What is being asked – Copy the records below exactly, leaving out every picture.

Data section –
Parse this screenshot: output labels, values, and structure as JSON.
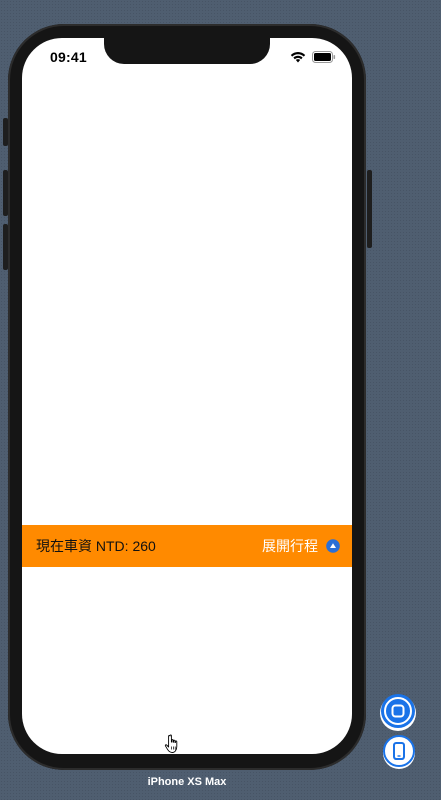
{
  "status_bar": {
    "time": "09:41",
    "wifi_icon": "wifi-icon",
    "battery_icon": "battery-icon"
  },
  "fare_bar": {
    "fare_label": "現在車資 NTD: 260",
    "expand_label": "展開行程",
    "expand_icon": "chevron-up-icon",
    "background_color": "#ff8a00",
    "icon_color": "#2a6fd6"
  },
  "simulator": {
    "device_name": "iPhone XS Max",
    "home_button_icon": "home-square-icon",
    "rotate_button_icon": "device-rotate-icon",
    "accent_color": "#1a73e8"
  }
}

Solution to this problem –
Parse this screenshot: output labels, values, and structure as JSON.
{
  "status_bar": {
    "time": "09:41",
    "wifi_icon": "wifi-icon",
    "battery_icon": "battery-icon"
  },
  "fare_bar": {
    "fare_label": "現在車資 NTD: 260",
    "expand_label": "展開行程",
    "expand_icon": "chevron-up-icon",
    "background_color": "#ff8a00",
    "icon_color": "#2a6fd6"
  },
  "simulator": {
    "device_name": "iPhone XS Max",
    "home_button_icon": "home-square-icon",
    "rotate_button_icon": "device-rotate-icon",
    "accent_color": "#1a73e8"
  }
}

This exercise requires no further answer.